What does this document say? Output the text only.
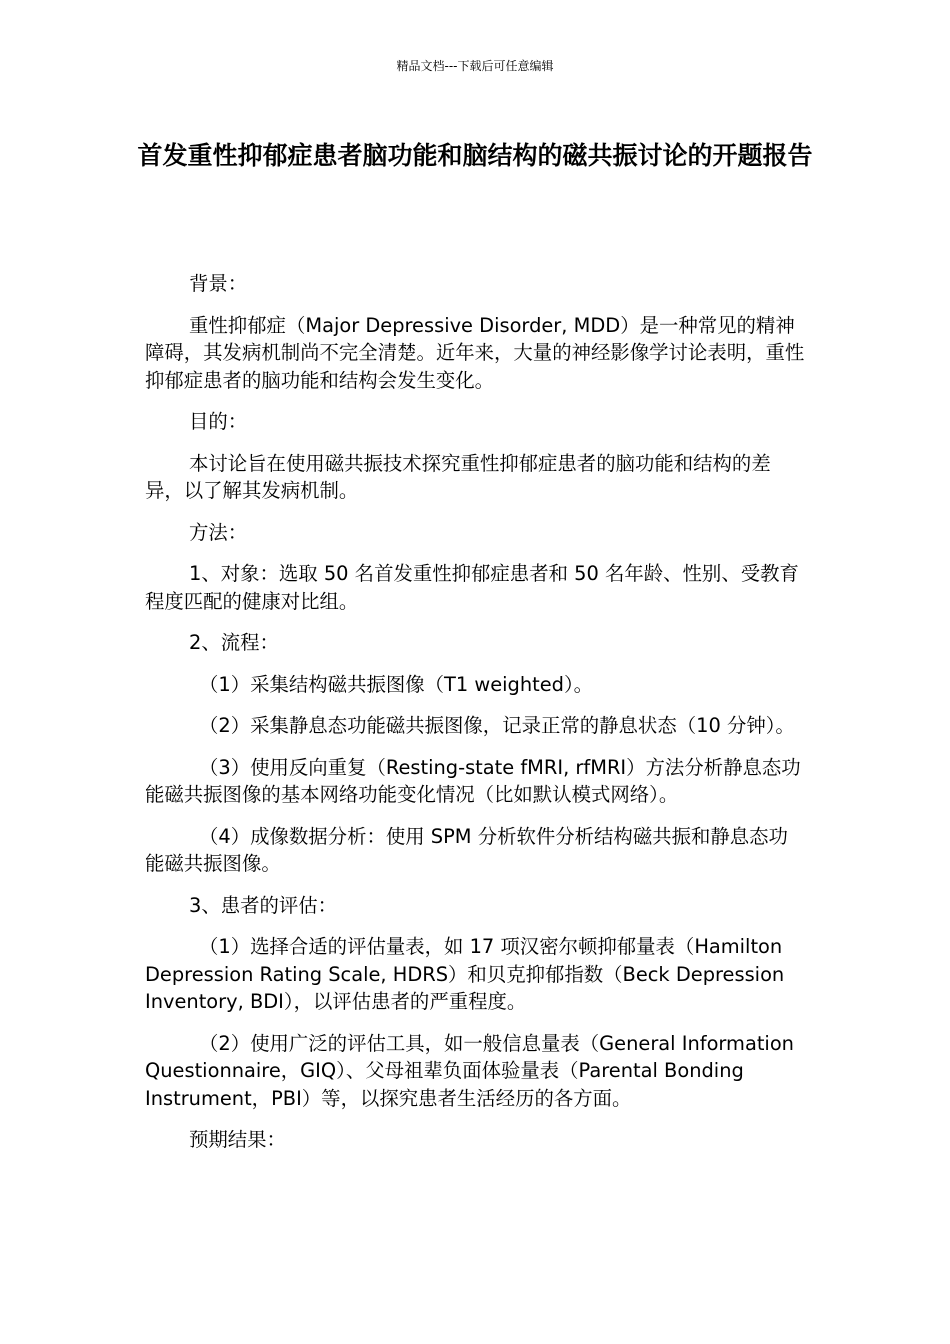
精品文档---下载后可任意编辑
首发重性抑郁症患者脑功能和脑结构的磁共振讨论的开题报告

背景：

重性抑郁症（Major Depressive Disorder, MDD）是一种常见的精神障碍，其发病机制尚不完全清楚。近年来，大量的神经影像学讨论表明，重性抑郁症患者的脑功能和结构会发生变化。

目的：

本讨论旨在使用磁共振技术探究重性抑郁症患者的脑功能和结构的差异，以了解其发病机制。

方法：

1、对象：选取 50 名首发重性抑郁症患者和 50 名年龄、性别、受教育程度匹配的健康对比组。

2、流程：

（1）采集结构磁共振图像（T1 weighted）。

（2）采集静息态功能磁共振图像，记录正常的静息状态（10 分钟）。

（3）使用反向重复（Resting-state fMRI, rfMRI）方法分析静息态功能磁共振图像的基本网络功能变化情况（比如默认模式网络）。

（4）成像数据分析：使用 SPM 分析软件分析结构磁共振和静息态功能磁共振图像。

3、患者的评估：

（1）选择合适的评估量表，如 17 项汉密尔顿抑郁量表（Hamilton Depression Rating Scale, HDRS）和贝克抑郁指数（Beck Depression Inventory, BDI），以评估患者的严重程度。

（2）使用广泛的评估工具，如一般信息量表（General Information Questionnaire，GIQ）、父母祖辈负面体验量表（Parental Bonding Instrument，PBI）等，以探究患者生活经历的各方面。

预期结果：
☆ ☆ ☆ ☆ ☆
Transcribe all the records above word for word, without their images.

What does this document say? Output the text only.
精品文档---下载后可任意编辑
首发重性抑郁症患者脑功能和脑结构的磁共振讨论的开题报告

背景：

重性抑郁症（Major Depressive Disorder, MDD）是一种常见的精神障碍，其发病机制尚不完全清楚。近年来，大量的神经影像学讨论表明，重性抑郁症患者的脑功能和结构会发生变化。

目的：

本讨论旨在使用磁共振技术探究重性抑郁症患者的脑功能和结构的差异，以了解其发病机制。

方法：

1、对象：选取 50 名首发重性抑郁症患者和 50 名年龄、性别、受教育程度匹配的健康对比组。

2、流程：

（1）采集结构磁共振图像（T1 weighted）。

（2）采集静息态功能磁共振图像，记录正常的静息状态（10 分钟）。

（3）使用反向重复（Resting-state fMRI, rfMRI）方法分析静息态功能磁共振图像的基本网络功能变化情况（比如默认模式网络）。

（4）成像数据分析：使用 SPM 分析软件分析结构磁共振和静息态功能磁共振图像。

3、患者的评估：

（1）选择合适的评估量表，如 17 项汉密尔顿抑郁量表（Hamilton Depression Rating Scale, HDRS）和贝克抑郁指数（Beck Depression Inventory, BDI），以评估患者的严重程度。

（2）使用广泛的评估工具，如一般信息量表（General Information Questionnaire，GIQ）、父母祖辈负面体验量表（Parental Bonding Instrument，PBI）等，以探究患者生活经历的各方面。

预期结果：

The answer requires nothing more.